[START]
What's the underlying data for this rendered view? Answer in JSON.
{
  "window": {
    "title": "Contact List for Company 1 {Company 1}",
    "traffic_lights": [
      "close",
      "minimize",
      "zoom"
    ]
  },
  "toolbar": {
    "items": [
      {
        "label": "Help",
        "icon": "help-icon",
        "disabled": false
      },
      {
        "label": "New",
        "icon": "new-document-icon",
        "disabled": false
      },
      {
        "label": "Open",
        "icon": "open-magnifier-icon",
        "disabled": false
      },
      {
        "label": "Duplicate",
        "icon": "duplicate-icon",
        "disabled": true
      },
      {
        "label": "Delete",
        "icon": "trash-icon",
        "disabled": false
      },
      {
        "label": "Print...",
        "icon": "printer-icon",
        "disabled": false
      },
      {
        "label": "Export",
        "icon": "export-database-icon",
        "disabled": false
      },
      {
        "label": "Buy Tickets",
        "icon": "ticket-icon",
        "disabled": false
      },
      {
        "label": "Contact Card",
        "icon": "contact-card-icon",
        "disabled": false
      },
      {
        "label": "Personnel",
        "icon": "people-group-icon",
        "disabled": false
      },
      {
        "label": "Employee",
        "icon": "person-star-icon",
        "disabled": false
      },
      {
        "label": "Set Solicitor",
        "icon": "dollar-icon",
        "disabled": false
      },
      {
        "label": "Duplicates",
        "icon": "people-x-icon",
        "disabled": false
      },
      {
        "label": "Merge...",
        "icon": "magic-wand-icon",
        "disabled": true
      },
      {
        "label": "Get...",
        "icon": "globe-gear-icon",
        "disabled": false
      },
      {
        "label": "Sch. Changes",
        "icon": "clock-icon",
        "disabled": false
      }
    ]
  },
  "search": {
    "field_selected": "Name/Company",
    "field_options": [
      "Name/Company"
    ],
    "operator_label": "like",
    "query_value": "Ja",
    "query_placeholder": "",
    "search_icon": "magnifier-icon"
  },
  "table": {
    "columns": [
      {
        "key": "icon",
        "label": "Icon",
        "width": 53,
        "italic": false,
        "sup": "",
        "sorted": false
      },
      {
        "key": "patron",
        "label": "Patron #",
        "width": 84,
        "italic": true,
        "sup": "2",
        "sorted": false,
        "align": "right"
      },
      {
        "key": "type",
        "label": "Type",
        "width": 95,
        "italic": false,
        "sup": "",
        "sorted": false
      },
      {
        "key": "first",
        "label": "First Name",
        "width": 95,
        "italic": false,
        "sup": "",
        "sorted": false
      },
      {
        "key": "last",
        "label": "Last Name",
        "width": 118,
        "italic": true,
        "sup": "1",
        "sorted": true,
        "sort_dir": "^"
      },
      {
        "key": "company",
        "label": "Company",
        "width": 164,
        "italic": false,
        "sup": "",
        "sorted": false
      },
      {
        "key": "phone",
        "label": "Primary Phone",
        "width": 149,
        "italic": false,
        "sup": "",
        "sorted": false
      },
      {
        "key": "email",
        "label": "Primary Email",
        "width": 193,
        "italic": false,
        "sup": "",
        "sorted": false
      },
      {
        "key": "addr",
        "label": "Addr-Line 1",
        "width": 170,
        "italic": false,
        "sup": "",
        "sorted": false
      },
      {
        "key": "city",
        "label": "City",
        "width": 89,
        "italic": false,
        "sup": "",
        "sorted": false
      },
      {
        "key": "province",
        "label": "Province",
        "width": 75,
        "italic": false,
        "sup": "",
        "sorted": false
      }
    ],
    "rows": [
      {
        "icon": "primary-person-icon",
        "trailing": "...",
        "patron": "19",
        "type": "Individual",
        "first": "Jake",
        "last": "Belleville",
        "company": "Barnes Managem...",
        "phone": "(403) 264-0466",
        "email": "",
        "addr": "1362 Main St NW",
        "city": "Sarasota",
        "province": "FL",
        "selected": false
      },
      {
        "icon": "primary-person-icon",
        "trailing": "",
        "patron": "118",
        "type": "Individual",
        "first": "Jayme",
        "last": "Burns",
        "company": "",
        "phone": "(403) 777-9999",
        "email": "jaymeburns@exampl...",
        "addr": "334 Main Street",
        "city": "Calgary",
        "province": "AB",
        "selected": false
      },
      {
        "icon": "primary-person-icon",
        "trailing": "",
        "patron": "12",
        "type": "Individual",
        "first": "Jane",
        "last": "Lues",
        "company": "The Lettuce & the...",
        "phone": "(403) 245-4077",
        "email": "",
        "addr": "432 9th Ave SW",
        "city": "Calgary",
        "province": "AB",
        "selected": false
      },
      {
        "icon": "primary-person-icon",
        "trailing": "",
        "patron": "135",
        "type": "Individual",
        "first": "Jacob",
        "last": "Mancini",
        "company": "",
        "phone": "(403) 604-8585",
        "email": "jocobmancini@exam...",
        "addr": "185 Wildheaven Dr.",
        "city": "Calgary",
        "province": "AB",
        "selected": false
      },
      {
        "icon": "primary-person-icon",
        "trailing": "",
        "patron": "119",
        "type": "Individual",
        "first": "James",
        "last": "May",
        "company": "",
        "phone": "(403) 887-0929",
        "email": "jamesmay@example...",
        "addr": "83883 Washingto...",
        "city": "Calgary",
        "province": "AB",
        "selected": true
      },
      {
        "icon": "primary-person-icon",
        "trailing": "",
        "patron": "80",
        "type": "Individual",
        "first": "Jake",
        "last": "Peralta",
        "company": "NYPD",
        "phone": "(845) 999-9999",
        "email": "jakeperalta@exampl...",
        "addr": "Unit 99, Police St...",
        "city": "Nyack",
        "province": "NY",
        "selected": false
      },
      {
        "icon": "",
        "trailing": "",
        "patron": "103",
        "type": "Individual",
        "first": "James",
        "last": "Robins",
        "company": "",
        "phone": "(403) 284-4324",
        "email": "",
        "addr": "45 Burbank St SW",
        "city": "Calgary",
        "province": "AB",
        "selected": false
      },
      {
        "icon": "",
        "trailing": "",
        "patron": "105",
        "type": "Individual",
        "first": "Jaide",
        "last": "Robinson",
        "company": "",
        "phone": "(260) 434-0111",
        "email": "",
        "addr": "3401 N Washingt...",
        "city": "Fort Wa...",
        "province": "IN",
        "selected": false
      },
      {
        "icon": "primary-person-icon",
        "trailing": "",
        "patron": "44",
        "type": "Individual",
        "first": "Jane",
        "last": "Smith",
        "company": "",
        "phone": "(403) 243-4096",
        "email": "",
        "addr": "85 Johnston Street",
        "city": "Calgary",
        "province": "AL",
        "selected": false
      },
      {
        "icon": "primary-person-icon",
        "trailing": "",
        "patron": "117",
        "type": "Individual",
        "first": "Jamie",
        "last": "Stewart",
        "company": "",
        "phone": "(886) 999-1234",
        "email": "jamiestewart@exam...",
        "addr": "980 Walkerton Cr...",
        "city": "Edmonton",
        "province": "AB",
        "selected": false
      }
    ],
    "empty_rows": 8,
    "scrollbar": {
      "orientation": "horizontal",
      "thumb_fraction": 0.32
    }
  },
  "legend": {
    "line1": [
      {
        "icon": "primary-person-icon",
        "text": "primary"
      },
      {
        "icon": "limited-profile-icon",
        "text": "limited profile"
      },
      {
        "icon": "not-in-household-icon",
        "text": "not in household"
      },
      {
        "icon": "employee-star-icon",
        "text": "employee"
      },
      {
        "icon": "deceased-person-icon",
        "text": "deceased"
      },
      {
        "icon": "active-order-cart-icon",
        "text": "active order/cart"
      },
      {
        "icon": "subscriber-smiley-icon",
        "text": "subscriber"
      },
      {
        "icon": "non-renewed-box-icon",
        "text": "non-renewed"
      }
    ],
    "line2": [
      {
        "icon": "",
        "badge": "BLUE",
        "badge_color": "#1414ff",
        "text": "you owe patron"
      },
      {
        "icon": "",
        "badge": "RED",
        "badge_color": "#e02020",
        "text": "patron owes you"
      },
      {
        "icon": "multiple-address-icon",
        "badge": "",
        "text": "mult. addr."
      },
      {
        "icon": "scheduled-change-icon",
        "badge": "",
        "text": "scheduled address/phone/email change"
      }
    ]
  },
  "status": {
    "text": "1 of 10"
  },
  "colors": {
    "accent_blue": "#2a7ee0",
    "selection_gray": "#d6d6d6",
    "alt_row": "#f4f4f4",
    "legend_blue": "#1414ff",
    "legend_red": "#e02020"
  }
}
[END]
# [Exercise description]
In the entries above, identify each line that includes the string "width", then copy it.

# [Answer below]
        "width": 53,
        "width": 84,
        "width": 95,
        "width": 95,
        "width": 118,
        "width": 164,
        "width": 149,
        "width": 193,
        "width": 170,
        "width": 89,
        "width": 75,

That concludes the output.